BRIEF:
Please reproduce every line of the records below without changing anything.

+ + + + +

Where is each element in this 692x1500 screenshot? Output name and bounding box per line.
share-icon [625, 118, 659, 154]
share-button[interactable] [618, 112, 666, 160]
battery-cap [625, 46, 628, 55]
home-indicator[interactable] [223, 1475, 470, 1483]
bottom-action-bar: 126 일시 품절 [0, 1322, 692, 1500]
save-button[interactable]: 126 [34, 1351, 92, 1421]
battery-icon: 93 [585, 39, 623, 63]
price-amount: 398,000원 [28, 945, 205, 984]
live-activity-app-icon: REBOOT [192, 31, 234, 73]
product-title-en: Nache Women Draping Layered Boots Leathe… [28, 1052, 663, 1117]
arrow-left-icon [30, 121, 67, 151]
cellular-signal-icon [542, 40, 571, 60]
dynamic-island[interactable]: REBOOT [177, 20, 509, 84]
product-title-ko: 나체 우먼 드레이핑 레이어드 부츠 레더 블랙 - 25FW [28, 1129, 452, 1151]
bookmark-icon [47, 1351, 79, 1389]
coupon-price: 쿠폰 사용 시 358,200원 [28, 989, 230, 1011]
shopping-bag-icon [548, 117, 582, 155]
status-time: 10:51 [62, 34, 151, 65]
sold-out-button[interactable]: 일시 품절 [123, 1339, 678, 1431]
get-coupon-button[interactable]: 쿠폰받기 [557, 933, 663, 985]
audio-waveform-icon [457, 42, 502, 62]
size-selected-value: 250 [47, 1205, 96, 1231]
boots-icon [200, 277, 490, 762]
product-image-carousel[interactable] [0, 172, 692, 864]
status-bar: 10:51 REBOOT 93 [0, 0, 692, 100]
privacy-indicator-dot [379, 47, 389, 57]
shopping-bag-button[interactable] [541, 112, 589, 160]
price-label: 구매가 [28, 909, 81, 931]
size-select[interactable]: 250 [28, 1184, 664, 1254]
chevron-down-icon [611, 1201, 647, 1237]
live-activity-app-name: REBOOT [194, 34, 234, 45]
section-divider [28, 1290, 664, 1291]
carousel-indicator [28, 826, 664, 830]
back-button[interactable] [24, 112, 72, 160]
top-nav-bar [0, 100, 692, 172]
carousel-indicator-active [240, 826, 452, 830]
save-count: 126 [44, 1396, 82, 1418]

+ + + + +

EXERCISE SOLUTION:
Where is each element in this 692x1500 screenshot? Output name and bounding box per line.
share-icon [625, 118, 659, 154]
share-button[interactable] [618, 112, 666, 160]
battery-cap [625, 46, 628, 55]
home-indicator[interactable] [223, 1475, 470, 1483]
bottom-action-bar: 126 일시 품절 [0, 1322, 692, 1500]
save-button[interactable]: 126 [34, 1351, 92, 1421]
battery-icon: 93 [585, 39, 623, 63]
price-amount: 398,000원 [28, 945, 205, 984]
live-activity-app-icon: REBOOT [192, 31, 234, 73]
product-title-en: Nache Women Draping Layered Boots Leathe… [28, 1052, 663, 1117]
arrow-left-icon [30, 121, 67, 151]
cellular-signal-icon [542, 40, 571, 60]
dynamic-island[interactable]: REBOOT [177, 20, 509, 84]
product-title-ko: 나체 우먼 드레이핑 레이어드 부츠 레더 블랙 - 25FW [28, 1129, 452, 1151]
bookmark-icon [47, 1351, 79, 1389]
coupon-price: 쿠폰 사용 시 358,200원 [28, 989, 230, 1011]
shopping-bag-icon [548, 117, 582, 155]
status-time: 10:51 [62, 34, 151, 65]
sold-out-button[interactable]: 일시 품절 [123, 1339, 678, 1431]
get-coupon-button[interactable]: 쿠폰받기 [557, 933, 663, 985]
audio-waveform-icon [457, 42, 502, 62]
size-selected-value: 250 [47, 1205, 96, 1231]
boots-icon [200, 277, 490, 762]
product-image-carousel[interactable] [0, 172, 692, 864]
status-bar: 10:51 REBOOT 93 [0, 0, 692, 100]
privacy-indicator-dot [379, 47, 389, 57]
shopping-bag-button[interactable] [541, 112, 589, 160]
price-label: 구매가 [28, 909, 81, 931]
size-select[interactable]: 250 [28, 1184, 664, 1254]
chevron-down-icon [611, 1201, 647, 1237]
live-activity-app-name: REBOOT [194, 34, 234, 45]
section-divider [28, 1290, 664, 1291]
carousel-indicator [28, 826, 664, 830]
back-button[interactable] [24, 112, 72, 160]
top-nav-bar [0, 100, 692, 172]
carousel-indicator-active [240, 826, 452, 830]
save-count: 126 [44, 1396, 82, 1418]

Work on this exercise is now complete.